This is particularly true as regards longitudinal tensile stresses, which are liable
to compromise the very integrity of the web material.
[0011] More generally, there also exists the need of providing devices of the type specified
above and having operating characteristics that are either substantially or even completely
independent of any equipment situated upstream and/or downstream thereof.
[0012] For example, the system described in the previously cited US-A-3 995 791 is intrinsically
bound up with the possibility of having to function in combination with a splicer
intended to operate in standstill conditions (that is to say, in accordance with what
are nowadays known as "zero speed" modalities). The state-of-the-art system as previously
described does not therefore constitute a self-contained unit capable of performing
its function of supplying web material in a controlled manner, complete with storage
capacity, in an autonomous manner. In particular, the said system is
de facto designed and realized as a function of the processing stations situated upstream
(splicer) and downstream (utilization station) of it. Such a device, conceived to
operate with a splicer that works in "zero speed" conditions, cannot be adapted to
enable it to function also with a splicing system capable of working in dynamic conditions,
i.e. without bringing the web to a standstill, except on the basis of a complete reconfiguration.
The previously examined state-of-the-art system does not therefore lend itself to
being used for retrofitting operations involving already existing installations.
[0013] It is nevertheless very important to have at one's disposal systems or devices that
can be combined with any type of web supply and switchover device and therefore offer
the possibility of carrying out modernization operations on existing plant with a
view to improving the performance of such installations in terms of operating speed.
[0014] Yet another need that is being felt to an ever greater extent is that of being able
to use as web supply sources also very unstable raw material rolls (i.e. rolls having
a very high ratio between the diameter and the width of the material) and rolls of
web material having a very high moment of inertia (direct consequence of a large roll
diameter or roll weight), at the same time avoiding the roll damage phenomena of the
type generally known as "decoring", i.e. the phenomenon arising when the core on which
the web material is wrapped becomes removed from the roll in an undesirable manner.
[0015] The present invention sets out to provide a device of the type specified hereinabove
such as to overcome the drawbacks associated with the state-of-the-art systems and
thus to provide a wholly satisfactory answer to the various needs just discussed.
[0016] According to the present invention, this scope can be attained by a device for the
continuous supply of web materials having the additional characteristics set out in
the claims hereinbelow.

> Short problem 1
In the patent excerpt, what does the term "decoring" refer to?
The text and the records have no connection to each other.

> Layout element annotations
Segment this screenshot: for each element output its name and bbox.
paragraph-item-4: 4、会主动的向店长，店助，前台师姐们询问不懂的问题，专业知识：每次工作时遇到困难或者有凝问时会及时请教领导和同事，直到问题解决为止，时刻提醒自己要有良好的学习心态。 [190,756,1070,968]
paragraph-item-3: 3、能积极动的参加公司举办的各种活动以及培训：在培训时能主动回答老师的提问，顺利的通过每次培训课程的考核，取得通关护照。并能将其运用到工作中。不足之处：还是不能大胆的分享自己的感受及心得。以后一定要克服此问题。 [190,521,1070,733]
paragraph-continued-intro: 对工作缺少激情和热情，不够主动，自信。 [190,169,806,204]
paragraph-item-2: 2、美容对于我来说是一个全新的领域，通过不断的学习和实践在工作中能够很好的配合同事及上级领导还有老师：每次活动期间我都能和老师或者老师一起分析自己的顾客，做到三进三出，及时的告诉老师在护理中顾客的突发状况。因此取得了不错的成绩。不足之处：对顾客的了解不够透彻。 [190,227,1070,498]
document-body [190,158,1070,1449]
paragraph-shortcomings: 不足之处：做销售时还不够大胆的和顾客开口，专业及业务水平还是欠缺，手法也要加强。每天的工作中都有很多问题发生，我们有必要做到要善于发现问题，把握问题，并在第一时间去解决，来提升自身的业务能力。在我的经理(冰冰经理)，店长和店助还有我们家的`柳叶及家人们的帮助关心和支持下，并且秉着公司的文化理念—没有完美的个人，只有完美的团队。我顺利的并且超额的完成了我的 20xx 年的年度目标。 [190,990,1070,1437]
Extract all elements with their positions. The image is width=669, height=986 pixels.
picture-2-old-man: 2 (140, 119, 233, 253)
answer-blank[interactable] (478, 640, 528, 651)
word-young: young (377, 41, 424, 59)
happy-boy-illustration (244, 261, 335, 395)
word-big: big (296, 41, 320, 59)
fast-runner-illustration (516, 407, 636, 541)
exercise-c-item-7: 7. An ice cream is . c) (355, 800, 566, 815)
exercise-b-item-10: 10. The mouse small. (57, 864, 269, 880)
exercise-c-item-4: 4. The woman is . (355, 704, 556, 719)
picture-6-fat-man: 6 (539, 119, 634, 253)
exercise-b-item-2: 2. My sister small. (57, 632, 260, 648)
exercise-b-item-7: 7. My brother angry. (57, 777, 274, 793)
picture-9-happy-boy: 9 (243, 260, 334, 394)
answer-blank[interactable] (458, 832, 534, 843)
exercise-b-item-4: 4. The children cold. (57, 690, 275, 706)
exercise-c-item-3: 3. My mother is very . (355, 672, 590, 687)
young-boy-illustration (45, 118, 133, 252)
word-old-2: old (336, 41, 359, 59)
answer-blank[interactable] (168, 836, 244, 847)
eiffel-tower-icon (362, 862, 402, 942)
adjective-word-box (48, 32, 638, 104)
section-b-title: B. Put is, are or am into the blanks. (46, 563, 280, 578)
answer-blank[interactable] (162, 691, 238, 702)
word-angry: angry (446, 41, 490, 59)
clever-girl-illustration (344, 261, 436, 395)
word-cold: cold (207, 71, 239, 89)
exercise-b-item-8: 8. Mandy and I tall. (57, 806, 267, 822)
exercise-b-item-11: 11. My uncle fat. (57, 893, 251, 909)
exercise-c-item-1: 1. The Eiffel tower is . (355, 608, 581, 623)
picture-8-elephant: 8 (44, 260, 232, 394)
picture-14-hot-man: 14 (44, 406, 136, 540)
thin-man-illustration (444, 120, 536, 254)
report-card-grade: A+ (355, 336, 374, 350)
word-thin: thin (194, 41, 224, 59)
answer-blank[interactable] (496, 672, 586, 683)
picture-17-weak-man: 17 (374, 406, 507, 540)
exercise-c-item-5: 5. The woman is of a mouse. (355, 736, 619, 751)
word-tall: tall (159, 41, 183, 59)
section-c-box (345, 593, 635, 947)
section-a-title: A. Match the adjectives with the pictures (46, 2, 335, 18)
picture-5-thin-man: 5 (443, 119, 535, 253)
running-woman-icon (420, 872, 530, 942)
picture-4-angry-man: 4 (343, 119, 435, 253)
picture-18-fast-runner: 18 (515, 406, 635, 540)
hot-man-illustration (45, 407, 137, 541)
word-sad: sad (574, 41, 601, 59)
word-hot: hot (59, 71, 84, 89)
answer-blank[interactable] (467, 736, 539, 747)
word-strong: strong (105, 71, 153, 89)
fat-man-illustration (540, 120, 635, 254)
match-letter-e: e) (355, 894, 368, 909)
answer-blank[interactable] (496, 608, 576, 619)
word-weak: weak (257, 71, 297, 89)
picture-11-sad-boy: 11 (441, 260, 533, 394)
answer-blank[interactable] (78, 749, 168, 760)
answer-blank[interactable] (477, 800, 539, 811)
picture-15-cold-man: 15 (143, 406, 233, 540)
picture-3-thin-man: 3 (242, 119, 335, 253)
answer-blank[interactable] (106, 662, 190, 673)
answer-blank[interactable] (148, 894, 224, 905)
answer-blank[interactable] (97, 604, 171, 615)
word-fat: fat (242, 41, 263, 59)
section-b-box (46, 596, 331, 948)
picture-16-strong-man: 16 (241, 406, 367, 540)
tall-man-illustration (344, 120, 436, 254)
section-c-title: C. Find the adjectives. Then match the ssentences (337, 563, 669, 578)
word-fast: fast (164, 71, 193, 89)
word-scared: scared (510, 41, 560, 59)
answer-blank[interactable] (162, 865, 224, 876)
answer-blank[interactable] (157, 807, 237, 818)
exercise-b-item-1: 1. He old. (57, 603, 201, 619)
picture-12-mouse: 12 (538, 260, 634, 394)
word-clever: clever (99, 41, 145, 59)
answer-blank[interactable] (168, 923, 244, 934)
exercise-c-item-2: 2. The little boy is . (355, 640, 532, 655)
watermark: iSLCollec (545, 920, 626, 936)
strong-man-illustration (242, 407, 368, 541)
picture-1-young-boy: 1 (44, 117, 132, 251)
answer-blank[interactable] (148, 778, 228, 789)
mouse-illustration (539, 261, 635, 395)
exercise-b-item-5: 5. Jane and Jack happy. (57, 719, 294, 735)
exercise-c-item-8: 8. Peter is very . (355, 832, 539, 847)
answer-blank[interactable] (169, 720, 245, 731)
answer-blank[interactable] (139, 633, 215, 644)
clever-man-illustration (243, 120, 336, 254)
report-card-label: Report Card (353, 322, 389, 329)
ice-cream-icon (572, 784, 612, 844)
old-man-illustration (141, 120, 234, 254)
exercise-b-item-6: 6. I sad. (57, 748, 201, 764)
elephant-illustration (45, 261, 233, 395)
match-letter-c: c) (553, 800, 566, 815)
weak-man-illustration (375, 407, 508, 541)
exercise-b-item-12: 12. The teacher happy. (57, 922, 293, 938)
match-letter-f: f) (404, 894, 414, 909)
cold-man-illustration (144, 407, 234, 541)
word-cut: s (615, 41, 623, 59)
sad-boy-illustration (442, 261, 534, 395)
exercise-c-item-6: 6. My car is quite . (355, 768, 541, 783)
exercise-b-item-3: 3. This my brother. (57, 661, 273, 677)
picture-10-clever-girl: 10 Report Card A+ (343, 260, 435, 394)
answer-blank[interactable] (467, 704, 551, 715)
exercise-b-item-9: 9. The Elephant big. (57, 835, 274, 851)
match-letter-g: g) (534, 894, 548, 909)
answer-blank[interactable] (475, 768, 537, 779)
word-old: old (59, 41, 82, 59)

> Short problem 2
Copy the records from their first line through the line containing "document-body [190,158,1070,1449]", with both ends included.

> Answer 1
It is the phenomenon in which the core that the web material is wrapped on is undesirably removed from the roll.

> Answer 2
Segment this screenshot: for each element output its name and bbox.
paragraph-item-4: 4、会主动的向店长，店助，前台师姐们询问不懂的问题，专业知识：每次工作时遇到困难或者有凝问时会及时请教领导和同事，直到问题解决为止，时刻提醒自己要有良好的学习心态。 [190,756,1070,968]
paragraph-item-3: 3、能积极动的参加公司举办的各种活动以及培训：在培训时能主动回答老师的提问，顺利的通过每次培训课程的考核，取得通关护照。并能将其运用到工作中。不足之处：还是不能大胆的分享自己的感受及心得。以后一定要克服此问题。 [190,521,1070,733]
paragraph-continued-intro: 对工作缺少激情和热情，不够主动，自信。 [190,169,806,204]
paragraph-item-2: 2、美容对于我来说是一个全新的领域，通过不断的学习和实践在工作中能够很好的配合同事及上级领导还有老师：每次活动期间我都能和老师或者老师一起分析自己的顾客，做到三进三出，及时的告诉老师在护理中顾客的突发状况。因此取得了不错的成绩。不足之处：对顾客的了解不够透彻。 [190,227,1070,498]
document-body [190,158,1070,1449]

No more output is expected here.